→ What you will do
Transcribe the material in full, exactly as written.
::::
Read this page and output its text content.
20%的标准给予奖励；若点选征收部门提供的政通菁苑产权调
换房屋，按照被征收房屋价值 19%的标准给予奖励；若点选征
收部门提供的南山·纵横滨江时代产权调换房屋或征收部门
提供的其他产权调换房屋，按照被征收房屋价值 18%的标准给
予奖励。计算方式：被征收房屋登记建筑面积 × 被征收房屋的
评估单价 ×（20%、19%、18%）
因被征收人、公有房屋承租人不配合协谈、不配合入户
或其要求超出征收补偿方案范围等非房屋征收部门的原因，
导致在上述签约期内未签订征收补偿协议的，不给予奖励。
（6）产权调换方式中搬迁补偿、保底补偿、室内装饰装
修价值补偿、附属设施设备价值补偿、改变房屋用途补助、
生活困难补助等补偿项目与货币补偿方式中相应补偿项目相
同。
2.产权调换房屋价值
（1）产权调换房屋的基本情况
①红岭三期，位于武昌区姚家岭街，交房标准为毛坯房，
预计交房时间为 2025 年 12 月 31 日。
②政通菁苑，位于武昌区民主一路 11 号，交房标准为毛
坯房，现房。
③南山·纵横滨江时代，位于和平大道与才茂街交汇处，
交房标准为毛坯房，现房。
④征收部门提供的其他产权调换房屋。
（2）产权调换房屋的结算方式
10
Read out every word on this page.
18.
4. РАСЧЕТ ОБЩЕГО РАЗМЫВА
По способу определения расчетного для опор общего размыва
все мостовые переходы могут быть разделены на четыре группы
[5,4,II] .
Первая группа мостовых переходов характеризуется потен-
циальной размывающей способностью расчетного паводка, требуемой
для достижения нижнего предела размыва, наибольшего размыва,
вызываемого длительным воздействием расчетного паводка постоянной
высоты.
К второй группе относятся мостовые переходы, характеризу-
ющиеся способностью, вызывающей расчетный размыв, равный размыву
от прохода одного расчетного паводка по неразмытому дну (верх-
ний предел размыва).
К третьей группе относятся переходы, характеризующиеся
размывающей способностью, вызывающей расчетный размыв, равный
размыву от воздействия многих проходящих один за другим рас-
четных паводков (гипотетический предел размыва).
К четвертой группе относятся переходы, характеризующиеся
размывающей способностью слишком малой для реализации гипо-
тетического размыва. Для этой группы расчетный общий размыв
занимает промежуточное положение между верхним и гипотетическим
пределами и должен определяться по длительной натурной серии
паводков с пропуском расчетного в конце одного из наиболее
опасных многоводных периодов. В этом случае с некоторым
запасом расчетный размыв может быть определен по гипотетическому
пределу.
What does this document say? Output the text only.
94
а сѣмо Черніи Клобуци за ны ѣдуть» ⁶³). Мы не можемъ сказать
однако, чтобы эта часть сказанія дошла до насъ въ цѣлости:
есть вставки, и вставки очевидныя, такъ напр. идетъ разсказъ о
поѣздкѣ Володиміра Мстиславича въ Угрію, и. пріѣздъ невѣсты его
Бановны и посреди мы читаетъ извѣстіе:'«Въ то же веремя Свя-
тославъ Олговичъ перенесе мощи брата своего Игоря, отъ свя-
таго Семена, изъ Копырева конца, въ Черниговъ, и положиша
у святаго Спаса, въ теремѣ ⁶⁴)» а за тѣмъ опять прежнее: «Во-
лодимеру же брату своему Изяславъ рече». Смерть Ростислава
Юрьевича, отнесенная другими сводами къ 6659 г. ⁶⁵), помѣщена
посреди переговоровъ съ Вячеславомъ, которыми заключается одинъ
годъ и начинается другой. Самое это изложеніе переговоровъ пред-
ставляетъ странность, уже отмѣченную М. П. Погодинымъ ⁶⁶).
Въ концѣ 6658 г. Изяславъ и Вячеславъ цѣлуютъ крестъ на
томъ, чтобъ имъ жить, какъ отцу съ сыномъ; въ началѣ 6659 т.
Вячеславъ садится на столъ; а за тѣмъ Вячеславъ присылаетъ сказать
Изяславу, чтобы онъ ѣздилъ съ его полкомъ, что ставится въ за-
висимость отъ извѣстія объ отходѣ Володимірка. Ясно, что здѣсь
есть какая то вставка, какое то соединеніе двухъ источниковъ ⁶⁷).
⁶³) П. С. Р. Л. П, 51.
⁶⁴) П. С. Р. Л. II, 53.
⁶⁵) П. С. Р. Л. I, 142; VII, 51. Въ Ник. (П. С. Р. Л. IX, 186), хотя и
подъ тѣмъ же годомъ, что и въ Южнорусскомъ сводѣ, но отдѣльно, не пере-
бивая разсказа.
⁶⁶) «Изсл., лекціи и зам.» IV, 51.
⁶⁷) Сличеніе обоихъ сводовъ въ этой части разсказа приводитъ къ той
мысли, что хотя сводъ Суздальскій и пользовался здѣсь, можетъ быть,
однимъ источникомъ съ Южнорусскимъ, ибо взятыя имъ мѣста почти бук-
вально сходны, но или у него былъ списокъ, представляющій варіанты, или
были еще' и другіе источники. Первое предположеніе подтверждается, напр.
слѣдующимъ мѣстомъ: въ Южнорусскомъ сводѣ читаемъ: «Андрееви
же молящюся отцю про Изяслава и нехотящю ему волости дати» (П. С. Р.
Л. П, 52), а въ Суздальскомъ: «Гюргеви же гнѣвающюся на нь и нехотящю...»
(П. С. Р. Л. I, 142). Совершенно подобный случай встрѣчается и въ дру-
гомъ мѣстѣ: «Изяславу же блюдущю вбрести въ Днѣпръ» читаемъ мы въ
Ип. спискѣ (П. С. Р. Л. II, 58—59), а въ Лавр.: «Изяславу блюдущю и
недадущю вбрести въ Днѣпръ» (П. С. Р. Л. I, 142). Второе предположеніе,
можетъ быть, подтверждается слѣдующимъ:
::::
→ Result for this exercise
Read this page and output its text content.
20%的标准给予奖励；若点选征收部门提供的政通菁苑产权调
换房屋，按照被征收房屋价值 19%的标准给予奖励；若点选征
收部门提供的南山·纵横滨江时代产权调换房屋或征收部门
提供的其他产权调换房屋，按照被征收房屋价值 18%的标准给
予奖励。计算方式：被征收房屋登记建筑面积 × 被征收房屋的
评估单价 ×（20%、19%、18%）
因被征收人、公有房屋承租人不配合协谈、不配合入户
或其要求超出征收补偿方案范围等非房屋征收部门的原因，
导致在上述签约期内未签订征收补偿协议的，不给予奖励。
（6）产权调换方式中搬迁补偿、保底补偿、室内装饰装
修价值补偿、附属设施设备价值补偿、改变房屋用途补助、
生活困难补助等补偿项目与货币补偿方式中相应补偿项目相
同。
2.产权调换房屋价值
（1）产权调换房屋的基本情况
①红岭三期，位于武昌区姚家岭街，交房标准为毛坯房，
预计交房时间为 2025 年 12 月 31 日。
②政通菁苑，位于武昌区民主一路 11 号，交房标准为毛
坯房，现房。
③南山·纵横滨江时代，位于和平大道与才茂街交汇处，
交房标准为毛坯房，现房。
④征收部门提供的其他产权调换房屋。
（2）产权调换房屋的结算方式
10
Read out every word on this page.
18.
4. РАСЧЕТ ОБЩЕГО РАЗМЫВА
По способу определения расчетного для опор общего размыва
все мостовые переходы могут быть разделены на четыре группы
[5,4,II] .
Первая группа мостовых переходов характеризуется потен-
циальной размывающей способностью расчетного паводка, требуемой
для достижения нижнего предела размыва, наибольшего размыва,
вызываемого длительным воздействием расчетного паводка постоянной
высоты.
К второй группе относятся мостовые переходы, характеризу-
ющиеся способностью, вызывающей расчетный размыв, равный размыву
от прохода одного расчетного паводка по неразмытому дну (верх-
ний предел размыва).
К третьей группе относятся переходы, характеризующиеся
размывающей способностью, вызывающей расчетный размыв, равный
размыву от воздействия многих проходящих один за другим рас-
четных паводков (гипотетический предел размыва).
К четвертой группе относятся переходы, характеризующиеся
размывающей способностью слишком малой для реализации гипо-
тетического размыва. Для этой группы расчетный общий размыв
занимает промежуточное положение между верхним и гипотетическим
пределами и должен определяться по длительной натурной серии
паводков с пропуском расчетного в конце одного из наиболее
опасных многоводных периодов. В этом случае с некоторым
запасом расчетный размыв может быть определен по гипотетическому
пределу.
What does this document say? Output the text only.
94
а сѣмо Черніи Клобуци за ны ѣдуть» ⁶³). Мы не можемъ сказать
однако, чтобы эта часть сказанія дошла до насъ въ цѣлости:
есть вставки, и вставки очевидныя, такъ напр. идетъ разсказъ о
поѣздкѣ Володиміра Мстиславича въ Угрію, и. пріѣздъ невѣсты его
Бановны и посреди мы читаетъ извѣстіе:'«Въ то же веремя Свя-
тославъ Олговичъ перенесе мощи брата своего Игоря, отъ свя-
таго Семена, изъ Копырева конца, въ Черниговъ, и положиша
у святаго Спаса, въ теремѣ ⁶⁴)» а за тѣмъ опять прежнее: «Во-
лодимеру же брату своему Изяславъ рече». Смерть Ростислава
Юрьевича, отнесенная другими сводами къ 6659 г. ⁶⁵), помѣщена
посреди переговоровъ съ Вячеславомъ, которыми заключается одинъ
годъ и начинается другой. Самое это изложеніе переговоровъ пред-
ставляетъ странность, уже отмѣченную М. П. Погодинымъ ⁶⁶).
Въ концѣ 6658 г. Изяславъ и Вячеславъ цѣлуютъ крестъ на
томъ, чтобъ имъ жить, какъ отцу съ сыномъ; въ началѣ 6659 т.
Вячеславъ садится на столъ; а за тѣмъ Вячеславъ присылаетъ сказать
Изяславу, чтобы онъ ѣздилъ съ его полкомъ, что ставится въ за-
висимость отъ извѣстія объ отходѣ Володимірка. Ясно, что здѣсь
есть какая то вставка, какое то соединеніе двухъ источниковъ ⁶⁷).
⁶³) П. С. Р. Л. П, 51.
⁶⁴) П. С. Р. Л. II, 53.
⁶⁵) П. С. Р. Л. I, 142; VII, 51. Въ Ник. (П. С. Р. Л. IX, 186), хотя и
подъ тѣмъ же годомъ, что и въ Южнорусскомъ сводѣ, но отдѣльно, не пере-
бивая разсказа.
⁶⁶) «Изсл., лекціи и зам.» IV, 51.
⁶⁷) Сличеніе обоихъ сводовъ въ этой части разсказа приводитъ къ той
мысли, что хотя сводъ Суздальскій и пользовался здѣсь, можетъ быть,
однимъ источникомъ съ Южнорусскимъ, ибо взятыя имъ мѣста почти бук-
вально сходны, но или у него былъ списокъ, представляющій варіанты, или
были еще' и другіе источники. Первое предположеніе подтверждается, напр.
слѣдующимъ мѣстомъ: въ Южнорусскомъ сводѣ читаемъ: «Андрееви
же молящюся отцю про Изяслава и нехотящю ему волости дати» (П. С. Р.
Л. П, 52), а въ Суздальскомъ: «Гюргеви же гнѣвающюся на нь и нехотящю...»
(П. С. Р. Л. I, 142). Совершенно подобный случай встрѣчается и въ дру-
гомъ мѣстѣ: «Изяславу же блюдущю вбрести въ Днѣпръ» читаемъ мы въ
Ип. спискѣ (П. С. Р. Л. II, 58—59), а въ Лавр.: «Изяславу блюдущю и
недадущю вбрести въ Днѣпръ» (П. С. Р. Л. I, 142). Второе предположеніе,
можетъ быть, подтверждается слѣдующимъ:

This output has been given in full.